Dataset listings of figures
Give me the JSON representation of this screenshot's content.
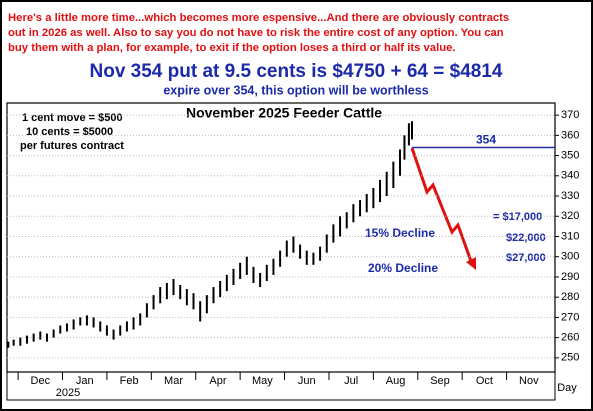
{
  "header": {
    "note_lines": [
      "Here's a little more time...which becomes more espensive...And there are obviously contracts",
      "out in 2026 as well. Also to say you do not have to risk the entire cost of any option. You can",
      "buy them with a plan, for example, to exit if the option loses a third or half its value."
    ],
    "headline": "Nov 354 put at 9.5 cents is $4750 + 64 = $4814",
    "subline": "expire over 354, this option will be worthless"
  },
  "chart_data": {
    "type": "range-bar",
    "title": "November 2025 Feeder Cattle",
    "notes": [
      "1 cent move = $500",
      "10 cents = $5000",
      "per futures contract"
    ],
    "color": "#000000",
    "x": [
      -0.22,
      -0.1,
      0.05,
      0.2,
      0.35,
      0.5,
      0.65,
      0.8,
      0.95,
      1.1,
      1.25,
      1.4,
      1.55,
      1.7,
      1.85,
      2.0,
      2.15,
      2.3,
      2.45,
      2.6,
      2.75,
      2.9,
      3.05,
      3.2,
      3.35,
      3.5,
      3.65,
      3.8,
      3.95,
      4.1,
      4.25,
      4.4,
      4.55,
      4.7,
      4.85,
      5.0,
      5.15,
      5.3,
      5.45,
      5.6,
      5.75,
      5.9,
      6.05,
      6.2,
      6.35,
      6.5,
      6.65,
      6.8,
      6.95,
      7.1,
      7.25,
      7.4,
      7.55,
      7.7,
      7.85,
      8.0,
      8.15,
      8.3,
      8.45,
      8.6,
      8.7,
      8.8,
      8.87
    ],
    "low": [
      255,
      256,
      256,
      257,
      258,
      259,
      258,
      260,
      262,
      263,
      264,
      266,
      266,
      265,
      263,
      261,
      259,
      261,
      263,
      264,
      266,
      270,
      274,
      277,
      279,
      281,
      279,
      276,
      274,
      268,
      272,
      277,
      280,
      283,
      286,
      289,
      291,
      287,
      285,
      288,
      291,
      295,
      300,
      302,
      299,
      296,
      296,
      298,
      302,
      307,
      310,
      314,
      317,
      320,
      322,
      324,
      327,
      330,
      334,
      340,
      348,
      355,
      358
    ],
    "high": [
      258,
      259,
      260,
      261,
      262,
      263,
      262,
      264,
      266,
      267,
      269,
      270,
      271,
      270,
      268,
      266,
      264,
      266,
      268,
      270,
      272,
      277,
      281,
      285,
      287,
      289,
      286,
      284,
      282,
      278,
      281,
      285,
      288,
      291,
      294,
      297,
      300,
      295,
      292,
      296,
      299,
      303,
      308,
      310,
      306,
      303,
      302,
      305,
      311,
      316,
      320,
      322,
      326,
      328,
      331,
      334,
      338,
      342,
      347,
      353,
      360,
      366,
      367
    ],
    "xlim": [
      -0.25,
      12.09
    ],
    "xticks": [
      {
        "value": 0,
        "label": "Dec"
      },
      {
        "value": 1,
        "label": "Jan"
      },
      {
        "value": 2,
        "label": "Feb"
      },
      {
        "value": 3,
        "label": "Mar"
      },
      {
        "value": 4,
        "label": "Apr"
      },
      {
        "value": 5,
        "label": "May"
      },
      {
        "value": 6,
        "label": "Jun"
      },
      {
        "value": 7,
        "label": "Jul"
      },
      {
        "value": 8,
        "label": "Aug"
      },
      {
        "value": 9,
        "label": "Sep"
      },
      {
        "value": 10,
        "label": "Oct"
      },
      {
        "value": 11,
        "label": "Nov"
      }
    ],
    "year_label": "2025",
    "x_axis_label": "Day",
    "ylim": [
      243,
      376
    ],
    "yticks": [
      250,
      260,
      270,
      280,
      290,
      300,
      310,
      320,
      330,
      340,
      350,
      360,
      370
    ],
    "grid": true,
    "strike": {
      "value": 354,
      "label": "354",
      "color": "#1f2f9f"
    },
    "loss_labels": [
      "= $17,000",
      "$22,000",
      "$27,000"
    ],
    "decline_labels": [
      "15% Decline",
      "20% Decline"
    ]
  }
}
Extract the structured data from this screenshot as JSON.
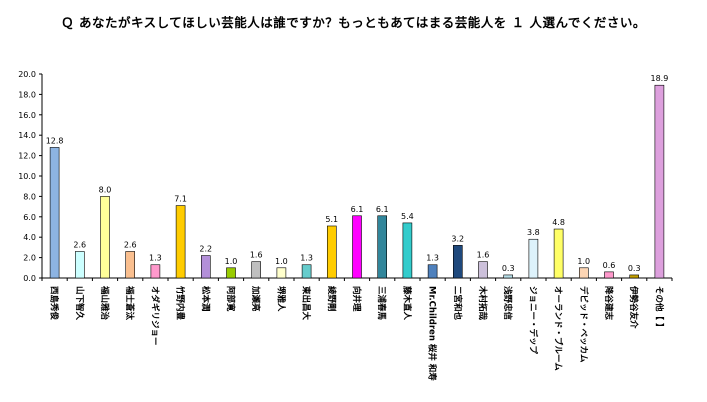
{
  "chart_data": {
    "type": "bar",
    "title": "Ｑ あなたがキスしてほしい芸能人は誰ですか？もっともあてはまる芸能人を １ 人選んでください。",
    "xlabel": "",
    "ylabel": "",
    "ylim": [
      0,
      20
    ],
    "yticks": [
      "0.0",
      "2.0",
      "4.0",
      "6.0",
      "8.0",
      "10.0",
      "12.0",
      "14.0",
      "16.0",
      "18.0",
      "20.0"
    ],
    "grid": false,
    "legend": "none",
    "categories": [
      "西島秀俊",
      "山下智久",
      "福山雅治",
      "福士蒼汰",
      "オダギリジョー",
      "竹野内豊",
      "松本潤",
      "阿部寛",
      "加瀬亮",
      "堺雅人",
      "東出昌大",
      "綾野剛",
      "向井理",
      "三浦春馬",
      "藤木直人",
      "Mr.Children 桜井 和寿",
      "二宮和也",
      "木村拓哉",
      "浅野忠信",
      "ジョニー・デップ",
      "オーランド・ブルーム",
      "デビッド・ベッカム",
      "降谷建志",
      "伊勢谷友介",
      "その他【 】"
    ],
    "values": [
      12.8,
      2.6,
      8.0,
      2.6,
      1.3,
      7.1,
      2.2,
      1.0,
      1.6,
      1.0,
      1.3,
      5.1,
      6.1,
      6.1,
      5.4,
      1.3,
      3.2,
      1.6,
      0.3,
      3.8,
      4.8,
      1.0,
      0.6,
      0.3,
      18.9
    ],
    "value_labels": [
      "12.8",
      "2.6",
      "8.0",
      "2.6",
      "1.3",
      "7.1",
      "2.2",
      "1.0",
      "1.6",
      "1.0",
      "1.3",
      "5.1",
      "6.1",
      "6.1",
      "5.4",
      "1.3",
      "3.2",
      "1.6",
      "0.3",
      "3.8",
      "4.8",
      "1.0",
      "0.6",
      "0.3",
      "18.9"
    ],
    "colors": [
      "#8DB4E2",
      "#CCFFFF",
      "#FFFF99",
      "#FABF8F",
      "#FF99CC",
      "#FFCC00",
      "#B38FD9",
      "#99CC00",
      "#BFBFBF",
      "#FFFFCC",
      "#66CCCC",
      "#FFCC00",
      "#FF00FF",
      "#31869B",
      "#33CCCC",
      "#4F81BD",
      "#1F497D",
      "#CCC0DA",
      "#B7DEE8",
      "#DDF2FB",
      "#FFFF66",
      "#FCD5B4",
      "#FF99CC",
      "#C4A000",
      "#DDA0DD"
    ]
  }
}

Problem description:
Omit the pictures, and quote the material above exactly as given.

Response:
Give me the JSON representation of this screenshot's content.
{
  "header": {
    "note_lines": [
      "Here's a little more time...which becomes more espensive...And there are obviously contracts",
      "out in 2026 as well. Also to say you do not have to risk the entire cost of any option. You can",
      "buy them with a plan, for example, to exit if the option loses a third or half its value."
    ],
    "headline": "Nov 354 put at 9.5 cents is $4750 + 64 = $4814",
    "subline": "expire over 354, this option will be worthless"
  },
  "chart_data": {
    "type": "range-bar",
    "title": "November 2025 Feeder Cattle",
    "notes": [
      "1 cent move = $500",
      "10 cents = $5000",
      "per futures contract"
    ],
    "color": "#000000",
    "x": [
      -0.22,
      -0.1,
      0.05,
      0.2,
      0.35,
      0.5,
      0.65,
      0.8,
      0.95,
      1.1,
      1.25,
      1.4,
      1.55,
      1.7,
      1.85,
      2.0,
      2.15,
      2.3,
      2.45,
      2.6,
      2.75,
      2.9,
      3.05,
      3.2,
      3.35,
      3.5,
      3.65,
      3.8,
      3.95,
      4.1,
      4.25,
      4.4,
      4.55,
      4.7,
      4.85,
      5.0,
      5.15,
      5.3,
      5.45,
      5.6,
      5.75,
      5.9,
      6.05,
      6.2,
      6.35,
      6.5,
      6.65,
      6.8,
      6.95,
      7.1,
      7.25,
      7.4,
      7.55,
      7.7,
      7.85,
      8.0,
      8.15,
      8.3,
      8.45,
      8.6,
      8.7,
      8.8,
      8.87
    ],
    "low": [
      255,
      256,
      256,
      257,
      258,
      259,
      258,
      260,
      262,
      263,
      264,
      266,
      266,
      265,
      263,
      261,
      259,
      261,
      263,
      264,
      266,
      270,
      274,
      277,
      279,
      281,
      279,
      276,
      274,
      268,
      272,
      277,
      280,
      283,
      286,
      289,
      291,
      287,
      285,
      288,
      291,
      295,
      300,
      302,
      299,
      296,
      296,
      298,
      302,
      307,
      310,
      314,
      317,
      320,
      322,
      324,
      327,
      330,
      334,
      340,
      348,
      355,
      358
    ],
    "high": [
      258,
      259,
      260,
      261,
      262,
      263,
      262,
      264,
      266,
      267,
      269,
      270,
      271,
      270,
      268,
      266,
      264,
      266,
      268,
      270,
      272,
      277,
      281,
      285,
      287,
      289,
      286,
      284,
      282,
      278,
      281,
      285,
      288,
      291,
      294,
      297,
      300,
      295,
      292,
      296,
      299,
      303,
      308,
      310,
      306,
      303,
      302,
      305,
      311,
      316,
      320,
      322,
      326,
      328,
      331,
      334,
      338,
      342,
      347,
      353,
      360,
      366,
      367
    ],
    "xlim": [
      -0.25,
      12.09
    ],
    "xticks": [
      {
        "value": 0,
        "label": "Dec"
      },
      {
        "value": 1,
        "label": "Jan"
      },
      {
        "value": 2,
        "label": "Feb"
      },
      {
        "value": 3,
        "label": "Mar"
      },
      {
        "value": 4,
        "label": "Apr"
      },
      {
        "value": 5,
        "label": "May"
      },
      {
        "value": 6,
        "label": "Jun"
      },
      {
        "value": 7,
        "label": "Jul"
      },
      {
        "value": 8,
        "label": "Aug"
      },
      {
        "value": 9,
        "label": "Sep"
      },
      {
        "value": 10,
        "label": "Oct"
      },
      {
        "value": 11,
        "label": "Nov"
      }
    ],
    "year_label": "2025",
    "x_axis_label": "Day",
    "ylim": [
      243,
      376
    ],
    "yticks": [
      250,
      260,
      270,
      280,
      290,
      300,
      310,
      320,
      330,
      340,
      350,
      360,
      370
    ],
    "grid": true,
    "strike": {
      "value": 354,
      "label": "354",
      "color": "#1f2f9f"
    },
    "loss_labels": [
      "= $17,000",
      "$22,000",
      "$27,000"
    ],
    "decline_labels": [
      "15% Decline",
      "20% Decline"
    ]
  }
}
Extract the structured data from this screenshot as JSON.
{
  "chart_data": {
    "type": "bar",
    "title": "Ｑ あなたがキスしてほしい芸能人は誰ですか？もっともあてはまる芸能人を １ 人選んでください。",
    "xlabel": "",
    "ylabel": "",
    "ylim": [
      0,
      20
    ],
    "yticks": [
      "0.0",
      "2.0",
      "4.0",
      "6.0",
      "8.0",
      "10.0",
      "12.0",
      "14.0",
      "16.0",
      "18.0",
      "20.0"
    ],
    "grid": false,
    "legend": "none",
    "categories": [
      "西島秀俊",
      "山下智久",
      "福山雅治",
      "福士蒼汰",
      "オダギリジョー",
      "竹野内豊",
      "松本潤",
      "阿部寛",
      "加瀬亮",
      "堺雅人",
      "東出昌大",
      "綾野剛",
      "向井理",
      "三浦春馬",
      "藤木直人",
      "Mr.Children 桜井 和寿",
      "二宮和也",
      "木村拓哉",
      "浅野忠信",
      "ジョニー・デップ",
      "オーランド・ブルーム",
      "デビッド・ベッカム",
      "降谷建志",
      "伊勢谷友介",
      "その他【 】"
    ],
    "values": [
      12.8,
      2.6,
      8.0,
      2.6,
      1.3,
      7.1,
      2.2,
      1.0,
      1.6,
      1.0,
      1.3,
      5.1,
      6.1,
      6.1,
      5.4,
      1.3,
      3.2,
      1.6,
      0.3,
      3.8,
      4.8,
      1.0,
      0.6,
      0.3,
      18.9
    ],
    "value_labels": [
      "12.8",
      "2.6",
      "8.0",
      "2.6",
      "1.3",
      "7.1",
      "2.2",
      "1.0",
      "1.6",
      "1.0",
      "1.3",
      "5.1",
      "6.1",
      "6.1",
      "5.4",
      "1.3",
      "3.2",
      "1.6",
      "0.3",
      "3.8",
      "4.8",
      "1.0",
      "0.6",
      "0.3",
      "18.9"
    ],
    "colors": [
      "#8DB4E2",
      "#CCFFFF",
      "#FFFF99",
      "#FABF8F",
      "#FF99CC",
      "#FFCC00",
      "#B38FD9",
      "#99CC00",
      "#BFBFBF",
      "#FFFFCC",
      "#66CCCC",
      "#FFCC00",
      "#FF00FF",
      "#31869B",
      "#33CCCC",
      "#4F81BD",
      "#1F497D",
      "#CCC0DA",
      "#B7DEE8",
      "#DDF2FB",
      "#FFFF66",
      "#FCD5B4",
      "#FF99CC",
      "#C4A000",
      "#DDA0DD"
    ]
  }
}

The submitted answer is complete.